Aim:
Work out how many lines of the data hold the string "Total", and reply with that number alone.

Rows:
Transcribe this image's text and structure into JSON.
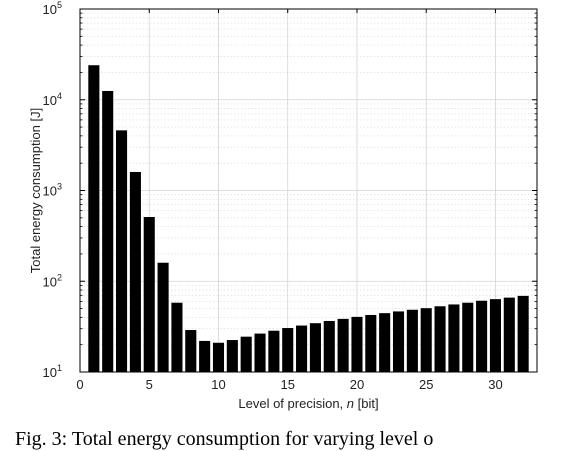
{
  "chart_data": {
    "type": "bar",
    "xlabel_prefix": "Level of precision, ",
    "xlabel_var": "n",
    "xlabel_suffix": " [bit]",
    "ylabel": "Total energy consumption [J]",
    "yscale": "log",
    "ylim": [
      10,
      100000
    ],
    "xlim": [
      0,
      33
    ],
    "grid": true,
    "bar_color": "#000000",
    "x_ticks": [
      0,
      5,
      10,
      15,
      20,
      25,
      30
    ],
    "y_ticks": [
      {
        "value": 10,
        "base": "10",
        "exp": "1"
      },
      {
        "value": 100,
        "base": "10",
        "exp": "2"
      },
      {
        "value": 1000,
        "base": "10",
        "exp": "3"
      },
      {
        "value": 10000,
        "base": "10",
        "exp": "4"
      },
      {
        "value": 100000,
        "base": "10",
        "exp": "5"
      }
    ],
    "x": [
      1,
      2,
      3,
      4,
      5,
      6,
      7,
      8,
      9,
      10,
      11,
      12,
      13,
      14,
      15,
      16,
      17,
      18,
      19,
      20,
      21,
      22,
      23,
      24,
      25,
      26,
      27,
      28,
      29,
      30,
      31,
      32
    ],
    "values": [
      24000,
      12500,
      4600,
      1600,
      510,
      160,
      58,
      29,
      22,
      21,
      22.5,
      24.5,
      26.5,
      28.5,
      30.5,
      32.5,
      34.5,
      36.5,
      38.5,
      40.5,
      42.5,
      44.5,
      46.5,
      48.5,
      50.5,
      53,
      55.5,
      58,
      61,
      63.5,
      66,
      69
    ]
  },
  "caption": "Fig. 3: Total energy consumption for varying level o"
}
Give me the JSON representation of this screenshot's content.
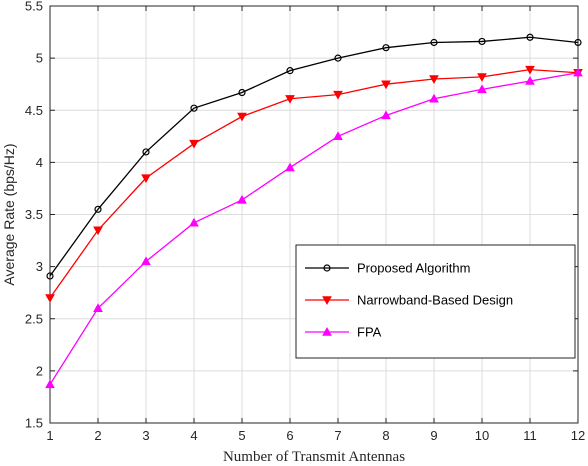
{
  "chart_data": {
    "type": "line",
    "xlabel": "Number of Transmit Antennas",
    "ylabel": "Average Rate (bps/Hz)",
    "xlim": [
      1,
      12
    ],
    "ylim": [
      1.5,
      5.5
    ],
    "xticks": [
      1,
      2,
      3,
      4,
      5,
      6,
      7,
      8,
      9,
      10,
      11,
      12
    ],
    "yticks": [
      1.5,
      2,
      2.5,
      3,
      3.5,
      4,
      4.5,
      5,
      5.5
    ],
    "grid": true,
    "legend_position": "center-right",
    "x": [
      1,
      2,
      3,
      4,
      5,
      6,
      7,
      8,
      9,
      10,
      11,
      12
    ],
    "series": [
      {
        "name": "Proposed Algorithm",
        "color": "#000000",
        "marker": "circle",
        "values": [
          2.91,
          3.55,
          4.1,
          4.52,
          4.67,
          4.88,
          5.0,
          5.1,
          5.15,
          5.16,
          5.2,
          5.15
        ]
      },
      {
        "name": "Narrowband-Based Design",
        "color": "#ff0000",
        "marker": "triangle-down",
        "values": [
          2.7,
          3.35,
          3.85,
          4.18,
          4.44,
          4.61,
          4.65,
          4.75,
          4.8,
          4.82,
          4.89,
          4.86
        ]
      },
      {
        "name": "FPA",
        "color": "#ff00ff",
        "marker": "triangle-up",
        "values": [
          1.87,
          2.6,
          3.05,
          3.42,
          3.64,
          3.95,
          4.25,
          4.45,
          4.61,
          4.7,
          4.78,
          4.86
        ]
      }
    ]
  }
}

...

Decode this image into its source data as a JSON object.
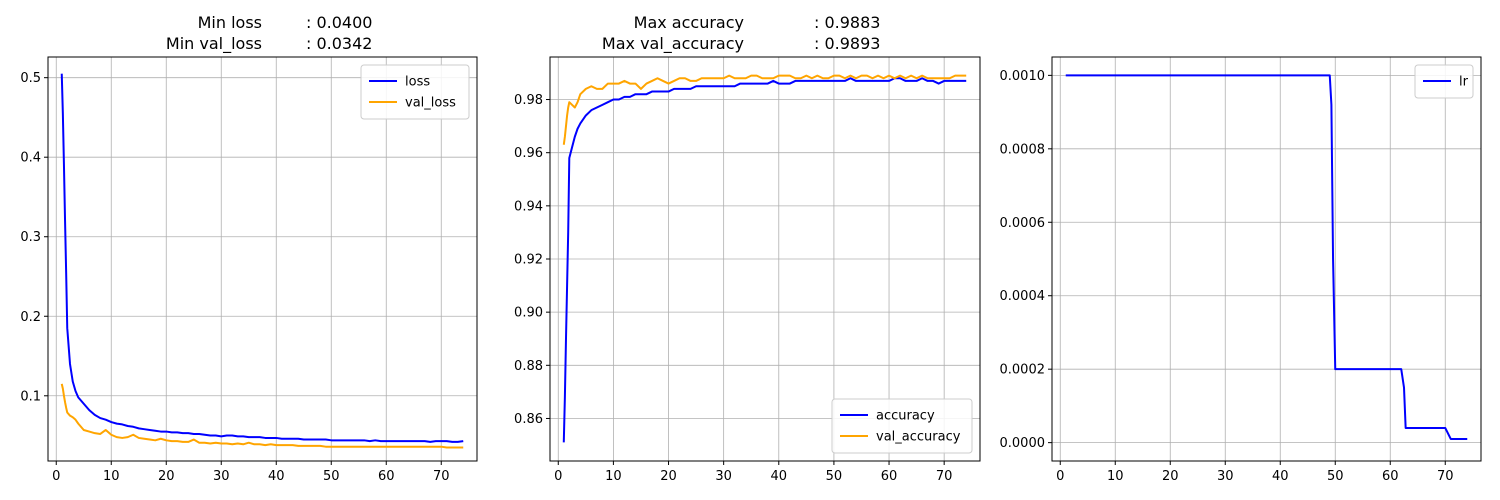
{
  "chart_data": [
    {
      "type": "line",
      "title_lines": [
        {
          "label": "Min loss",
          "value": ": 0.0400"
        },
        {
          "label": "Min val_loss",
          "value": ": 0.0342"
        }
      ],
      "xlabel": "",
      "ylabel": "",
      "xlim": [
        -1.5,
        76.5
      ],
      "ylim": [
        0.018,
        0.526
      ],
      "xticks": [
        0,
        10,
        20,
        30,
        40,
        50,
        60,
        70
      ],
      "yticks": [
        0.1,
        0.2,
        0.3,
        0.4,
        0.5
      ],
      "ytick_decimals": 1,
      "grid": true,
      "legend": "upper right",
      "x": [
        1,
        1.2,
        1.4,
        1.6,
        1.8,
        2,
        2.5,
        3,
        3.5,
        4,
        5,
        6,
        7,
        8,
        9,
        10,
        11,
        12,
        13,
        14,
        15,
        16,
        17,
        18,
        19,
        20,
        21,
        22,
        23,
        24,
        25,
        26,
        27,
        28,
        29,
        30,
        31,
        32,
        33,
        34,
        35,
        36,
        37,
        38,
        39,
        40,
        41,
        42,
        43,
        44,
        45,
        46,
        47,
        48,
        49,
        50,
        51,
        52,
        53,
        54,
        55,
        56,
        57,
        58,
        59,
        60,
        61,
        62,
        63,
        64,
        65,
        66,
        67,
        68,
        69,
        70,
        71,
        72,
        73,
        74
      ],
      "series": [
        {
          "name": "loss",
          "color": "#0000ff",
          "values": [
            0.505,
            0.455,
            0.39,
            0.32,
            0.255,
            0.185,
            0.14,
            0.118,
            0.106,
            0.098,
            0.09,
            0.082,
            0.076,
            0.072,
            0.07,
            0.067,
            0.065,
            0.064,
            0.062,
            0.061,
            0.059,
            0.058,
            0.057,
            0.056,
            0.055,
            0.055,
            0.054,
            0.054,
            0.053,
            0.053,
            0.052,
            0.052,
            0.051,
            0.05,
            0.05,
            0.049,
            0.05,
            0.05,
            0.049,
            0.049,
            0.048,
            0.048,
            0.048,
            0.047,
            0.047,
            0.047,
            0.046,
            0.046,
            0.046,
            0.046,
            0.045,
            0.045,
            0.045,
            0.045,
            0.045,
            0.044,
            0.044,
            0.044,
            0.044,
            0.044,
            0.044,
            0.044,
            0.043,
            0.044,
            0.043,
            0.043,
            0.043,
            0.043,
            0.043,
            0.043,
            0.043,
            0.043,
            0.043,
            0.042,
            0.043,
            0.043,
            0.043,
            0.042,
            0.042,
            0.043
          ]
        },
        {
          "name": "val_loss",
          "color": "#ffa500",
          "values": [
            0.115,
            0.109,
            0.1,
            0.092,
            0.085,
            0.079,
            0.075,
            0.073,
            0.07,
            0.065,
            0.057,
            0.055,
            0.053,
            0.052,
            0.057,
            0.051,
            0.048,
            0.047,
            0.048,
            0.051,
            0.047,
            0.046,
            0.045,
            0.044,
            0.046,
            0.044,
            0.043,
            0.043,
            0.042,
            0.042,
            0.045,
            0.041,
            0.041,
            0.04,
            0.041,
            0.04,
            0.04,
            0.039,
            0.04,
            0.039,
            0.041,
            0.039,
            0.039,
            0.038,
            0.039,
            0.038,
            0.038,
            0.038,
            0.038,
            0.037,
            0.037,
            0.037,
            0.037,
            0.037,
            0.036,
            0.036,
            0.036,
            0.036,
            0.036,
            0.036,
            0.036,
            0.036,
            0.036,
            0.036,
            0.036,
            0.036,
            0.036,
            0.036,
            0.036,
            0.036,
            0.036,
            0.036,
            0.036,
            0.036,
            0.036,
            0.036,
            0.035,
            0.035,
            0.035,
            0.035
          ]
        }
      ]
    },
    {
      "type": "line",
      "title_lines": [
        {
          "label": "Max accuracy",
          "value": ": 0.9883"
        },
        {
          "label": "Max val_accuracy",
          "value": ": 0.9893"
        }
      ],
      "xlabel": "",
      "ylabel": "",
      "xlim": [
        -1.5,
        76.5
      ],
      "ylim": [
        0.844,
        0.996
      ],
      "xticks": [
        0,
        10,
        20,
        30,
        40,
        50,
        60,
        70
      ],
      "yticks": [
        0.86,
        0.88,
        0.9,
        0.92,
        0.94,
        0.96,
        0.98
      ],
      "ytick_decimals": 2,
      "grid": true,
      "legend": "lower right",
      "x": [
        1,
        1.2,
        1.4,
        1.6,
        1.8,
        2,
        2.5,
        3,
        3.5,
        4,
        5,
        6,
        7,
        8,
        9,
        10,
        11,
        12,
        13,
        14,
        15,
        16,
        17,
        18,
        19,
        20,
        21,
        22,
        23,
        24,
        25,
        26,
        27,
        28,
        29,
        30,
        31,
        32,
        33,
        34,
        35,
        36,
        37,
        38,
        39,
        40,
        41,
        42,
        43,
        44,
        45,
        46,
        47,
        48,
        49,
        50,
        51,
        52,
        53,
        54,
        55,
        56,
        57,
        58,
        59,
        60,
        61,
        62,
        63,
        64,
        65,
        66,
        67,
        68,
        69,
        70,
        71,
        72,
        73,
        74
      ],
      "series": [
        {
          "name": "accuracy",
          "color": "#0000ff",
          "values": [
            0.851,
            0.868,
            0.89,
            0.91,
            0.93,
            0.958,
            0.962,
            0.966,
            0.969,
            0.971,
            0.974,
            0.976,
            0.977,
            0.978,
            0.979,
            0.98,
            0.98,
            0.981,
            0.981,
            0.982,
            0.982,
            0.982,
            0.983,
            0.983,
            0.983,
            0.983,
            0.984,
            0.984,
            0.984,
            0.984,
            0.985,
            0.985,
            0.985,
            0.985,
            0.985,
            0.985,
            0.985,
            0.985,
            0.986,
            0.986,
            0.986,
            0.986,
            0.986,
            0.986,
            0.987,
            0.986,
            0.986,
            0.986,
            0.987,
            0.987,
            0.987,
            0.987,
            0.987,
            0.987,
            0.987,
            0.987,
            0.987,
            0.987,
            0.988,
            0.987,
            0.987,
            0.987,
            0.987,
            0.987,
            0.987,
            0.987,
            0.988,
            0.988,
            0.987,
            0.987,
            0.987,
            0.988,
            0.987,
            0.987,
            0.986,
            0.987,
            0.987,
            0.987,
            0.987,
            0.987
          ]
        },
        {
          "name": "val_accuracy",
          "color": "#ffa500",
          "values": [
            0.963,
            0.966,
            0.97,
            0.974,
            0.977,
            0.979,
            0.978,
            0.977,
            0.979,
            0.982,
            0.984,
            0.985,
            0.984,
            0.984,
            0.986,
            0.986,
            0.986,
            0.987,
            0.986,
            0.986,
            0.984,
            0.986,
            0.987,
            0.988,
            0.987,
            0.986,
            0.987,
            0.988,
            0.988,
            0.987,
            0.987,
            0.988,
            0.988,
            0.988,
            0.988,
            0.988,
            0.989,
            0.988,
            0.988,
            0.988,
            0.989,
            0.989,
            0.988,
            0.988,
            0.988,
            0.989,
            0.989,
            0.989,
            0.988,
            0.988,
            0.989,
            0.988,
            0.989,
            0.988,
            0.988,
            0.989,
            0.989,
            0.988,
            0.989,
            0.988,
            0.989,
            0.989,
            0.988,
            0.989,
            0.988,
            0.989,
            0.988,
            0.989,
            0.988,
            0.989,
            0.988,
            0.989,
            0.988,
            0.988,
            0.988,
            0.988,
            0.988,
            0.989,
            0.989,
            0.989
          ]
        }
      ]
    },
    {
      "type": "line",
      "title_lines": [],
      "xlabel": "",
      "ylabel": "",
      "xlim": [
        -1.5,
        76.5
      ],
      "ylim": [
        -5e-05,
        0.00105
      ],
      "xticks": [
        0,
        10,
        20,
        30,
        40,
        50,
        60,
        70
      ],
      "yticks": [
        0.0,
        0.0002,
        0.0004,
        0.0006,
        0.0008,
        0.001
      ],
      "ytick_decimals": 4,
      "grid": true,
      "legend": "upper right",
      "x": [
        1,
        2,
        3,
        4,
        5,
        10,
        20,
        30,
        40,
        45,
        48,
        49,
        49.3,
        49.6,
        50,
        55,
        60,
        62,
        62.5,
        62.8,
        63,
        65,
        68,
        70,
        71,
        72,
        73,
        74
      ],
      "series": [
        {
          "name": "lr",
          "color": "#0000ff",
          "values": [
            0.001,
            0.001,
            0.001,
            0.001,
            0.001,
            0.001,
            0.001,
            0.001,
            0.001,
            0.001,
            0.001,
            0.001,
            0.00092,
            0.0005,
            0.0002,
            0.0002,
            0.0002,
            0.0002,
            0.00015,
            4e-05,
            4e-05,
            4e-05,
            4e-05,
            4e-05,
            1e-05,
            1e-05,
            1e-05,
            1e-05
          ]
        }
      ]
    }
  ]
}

Solution to this exercise:
2